**Listing:**
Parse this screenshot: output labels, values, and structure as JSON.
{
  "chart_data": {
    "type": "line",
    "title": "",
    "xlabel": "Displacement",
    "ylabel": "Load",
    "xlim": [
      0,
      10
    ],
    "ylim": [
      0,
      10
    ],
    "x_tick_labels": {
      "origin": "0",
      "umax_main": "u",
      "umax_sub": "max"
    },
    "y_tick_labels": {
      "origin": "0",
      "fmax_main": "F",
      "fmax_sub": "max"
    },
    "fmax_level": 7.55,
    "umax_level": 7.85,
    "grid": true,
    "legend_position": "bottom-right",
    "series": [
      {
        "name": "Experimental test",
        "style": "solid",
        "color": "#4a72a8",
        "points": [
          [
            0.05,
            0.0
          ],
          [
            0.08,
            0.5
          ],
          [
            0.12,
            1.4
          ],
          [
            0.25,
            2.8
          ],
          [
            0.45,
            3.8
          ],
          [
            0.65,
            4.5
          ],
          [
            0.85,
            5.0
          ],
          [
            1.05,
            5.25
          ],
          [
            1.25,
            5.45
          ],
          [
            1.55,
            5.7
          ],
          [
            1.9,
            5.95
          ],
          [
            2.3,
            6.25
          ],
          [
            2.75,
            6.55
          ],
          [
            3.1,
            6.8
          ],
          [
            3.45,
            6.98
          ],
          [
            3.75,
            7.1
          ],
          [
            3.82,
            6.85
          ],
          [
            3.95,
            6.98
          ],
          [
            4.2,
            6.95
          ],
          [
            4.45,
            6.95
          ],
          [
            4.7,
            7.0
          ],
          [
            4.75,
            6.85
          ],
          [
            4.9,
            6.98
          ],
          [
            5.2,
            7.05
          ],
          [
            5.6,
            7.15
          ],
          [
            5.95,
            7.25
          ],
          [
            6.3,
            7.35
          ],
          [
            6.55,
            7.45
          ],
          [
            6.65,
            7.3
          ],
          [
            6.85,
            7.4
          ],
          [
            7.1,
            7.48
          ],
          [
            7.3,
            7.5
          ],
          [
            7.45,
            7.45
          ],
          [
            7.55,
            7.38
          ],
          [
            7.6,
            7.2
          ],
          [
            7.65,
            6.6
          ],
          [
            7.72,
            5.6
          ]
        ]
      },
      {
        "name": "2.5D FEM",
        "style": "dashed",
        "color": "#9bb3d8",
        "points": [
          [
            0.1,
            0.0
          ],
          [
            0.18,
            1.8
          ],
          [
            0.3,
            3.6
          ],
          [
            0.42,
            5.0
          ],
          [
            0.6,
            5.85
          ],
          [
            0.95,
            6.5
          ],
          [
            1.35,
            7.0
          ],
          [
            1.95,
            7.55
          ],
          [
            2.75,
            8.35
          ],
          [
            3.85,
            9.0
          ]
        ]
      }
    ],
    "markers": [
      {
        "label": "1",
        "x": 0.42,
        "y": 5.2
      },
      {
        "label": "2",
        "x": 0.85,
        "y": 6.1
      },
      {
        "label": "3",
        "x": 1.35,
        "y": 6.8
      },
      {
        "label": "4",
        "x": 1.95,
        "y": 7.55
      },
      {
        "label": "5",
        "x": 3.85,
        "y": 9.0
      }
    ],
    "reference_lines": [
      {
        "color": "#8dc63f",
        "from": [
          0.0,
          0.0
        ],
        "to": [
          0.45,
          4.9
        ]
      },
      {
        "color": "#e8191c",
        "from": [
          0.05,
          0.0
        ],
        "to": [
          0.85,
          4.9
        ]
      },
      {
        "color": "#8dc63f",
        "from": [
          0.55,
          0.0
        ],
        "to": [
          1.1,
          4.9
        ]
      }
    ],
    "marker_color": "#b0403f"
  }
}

**Description of the task:**
Output all of the data again, exactly.

**Answer to the problem:**
Parse this screenshot: output labels, values, and structure as JSON.
{
  "chart_data": {
    "type": "line",
    "title": "",
    "xlabel": "Displacement",
    "ylabel": "Load",
    "xlim": [
      0,
      10
    ],
    "ylim": [
      0,
      10
    ],
    "x_tick_labels": {
      "origin": "0",
      "umax_main": "u",
      "umax_sub": "max"
    },
    "y_tick_labels": {
      "origin": "0",
      "fmax_main": "F",
      "fmax_sub": "max"
    },
    "fmax_level": 7.55,
    "umax_level": 7.85,
    "grid": true,
    "legend_position": "bottom-right",
    "series": [
      {
        "name": "Experimental test",
        "style": "solid",
        "color": "#4a72a8",
        "points": [
          [
            0.05,
            0.0
          ],
          [
            0.08,
            0.5
          ],
          [
            0.12,
            1.4
          ],
          [
            0.25,
            2.8
          ],
          [
            0.45,
            3.8
          ],
          [
            0.65,
            4.5
          ],
          [
            0.85,
            5.0
          ],
          [
            1.05,
            5.25
          ],
          [
            1.25,
            5.45
          ],
          [
            1.55,
            5.7
          ],
          [
            1.9,
            5.95
          ],
          [
            2.3,
            6.25
          ],
          [
            2.75,
            6.55
          ],
          [
            3.1,
            6.8
          ],
          [
            3.45,
            6.98
          ],
          [
            3.75,
            7.1
          ],
          [
            3.82,
            6.85
          ],
          [
            3.95,
            6.98
          ],
          [
            4.2,
            6.95
          ],
          [
            4.45,
            6.95
          ],
          [
            4.7,
            7.0
          ],
          [
            4.75,
            6.85
          ],
          [
            4.9,
            6.98
          ],
          [
            5.2,
            7.05
          ],
          [
            5.6,
            7.15
          ],
          [
            5.95,
            7.25
          ],
          [
            6.3,
            7.35
          ],
          [
            6.55,
            7.45
          ],
          [
            6.65,
            7.3
          ],
          [
            6.85,
            7.4
          ],
          [
            7.1,
            7.48
          ],
          [
            7.3,
            7.5
          ],
          [
            7.45,
            7.45
          ],
          [
            7.55,
            7.38
          ],
          [
            7.6,
            7.2
          ],
          [
            7.65,
            6.6
          ],
          [
            7.72,
            5.6
          ]
        ]
      },
      {
        "name": "2.5D FEM",
        "style": "dashed",
        "color": "#9bb3d8",
        "points": [
          [
            0.1,
            0.0
          ],
          [
            0.18,
            1.8
          ],
          [
            0.3,
            3.6
          ],
          [
            0.42,
            5.0
          ],
          [
            0.6,
            5.85
          ],
          [
            0.95,
            6.5
          ],
          [
            1.35,
            7.0
          ],
          [
            1.95,
            7.55
          ],
          [
            2.75,
            8.35
          ],
          [
            3.85,
            9.0
          ]
        ]
      }
    ],
    "markers": [
      {
        "label": "1",
        "x": 0.42,
        "y": 5.2
      },
      {
        "label": "2",
        "x": 0.85,
        "y": 6.1
      },
      {
        "label": "3",
        "x": 1.35,
        "y": 6.8
      },
      {
        "label": "4",
        "x": 1.95,
        "y": 7.55
      },
      {
        "label": "5",
        "x": 3.85,
        "y": 9.0
      }
    ],
    "reference_lines": [
      {
        "color": "#8dc63f",
        "from": [
          0.0,
          0.0
        ],
        "to": [
          0.45,
          4.9
        ]
      },
      {
        "color": "#e8191c",
        "from": [
          0.05,
          0.0
        ],
        "to": [
          0.85,
          4.9
        ]
      },
      {
        "color": "#8dc63f",
        "from": [
          0.55,
          0.0
        ],
        "to": [
          1.1,
          4.9
        ]
      }
    ],
    "marker_color": "#b0403f"
  }
}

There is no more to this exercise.